DATA PROVIDED:
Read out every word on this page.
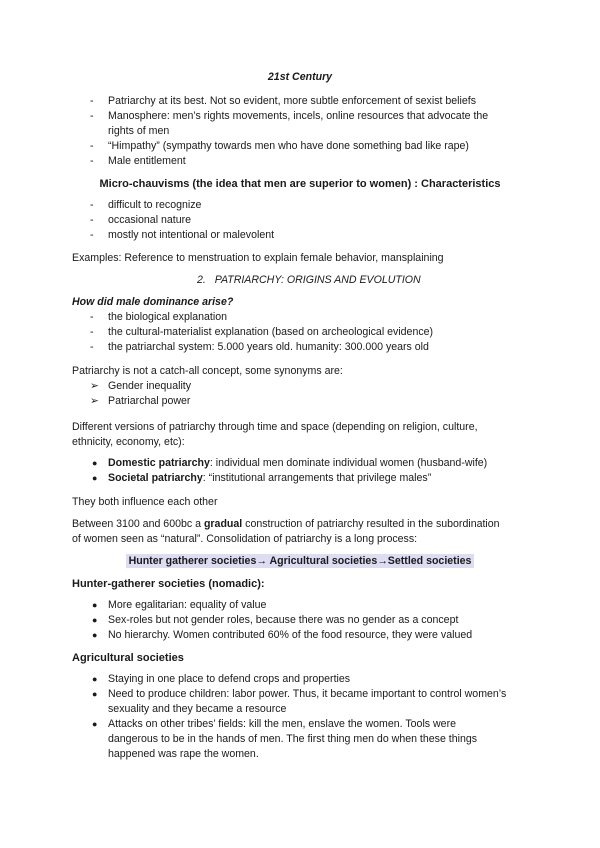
21st Century
- Patriarchy at its best. Not so evident, more subtle enforcement of sexist beliefs
- Manosphere: men’s rights movements, incels, online resources that advocate the
rights of men
- “Himpathy” (sympathy towards men who have done something bad like rape)
- Male entitlement
Micro-chauvisms (the idea that men are superior to women) : Characteristics
- difficult to recognize
- occasional nature
- mostly not intentional or malevolent
Examples: Reference to menstruation to explain female behavior, mansplaining
2. PATRIARCHY: ORIGINS AND EVOLUTION
How did male dominance arise?
- the biological explanation
- the cultural-materialist explanation (based on archeological evidence)
- the patriarchal system: 5.000 years old. humanity: 300.000 years old
Patriarchy is not a catch-all concept, some synonyms are:
➢ Gender inequality
➢ Patriarchal power
Different versions of patriarchy through time and space (depending on religion, culture,
ethnicity, economy, etc):
● Domestic patriarchy: individual men dominate individual women (husband-wife)
● Societal patriarchy: “institutional arrangements that privilege males”
They both influence each other
Between 3100 and 600bc a gradual construction of patriarchy resulted in the subordination
of women seen as “natural”. Consolidation of patriarchy is a long process:
Hunter gatherer societies→ Agricultural societies→Settled societies
Hunter-gatherer societies (nomadic):
● More egalitarian: equality of value
● Sex-roles but not gender roles, because there was no gender as a concept
● No hierarchy. Women contributed 60% of the food resource, they were valued
Agricultural societies
● Staying in one place to defend crops and properties
● Need to produce children: labor power. Thus, it became important to control women’s
sexuality and they became a resource
● Attacks on other tribes’ fields: kill the men, enslave the women. Tools were
dangerous to be in the hands of men. The first thing men do when these things
happened was rape the women.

WRITTEN PROBLEM: State only how many lines in the material include "Hunter".

WRITTEN SOLUTION: 2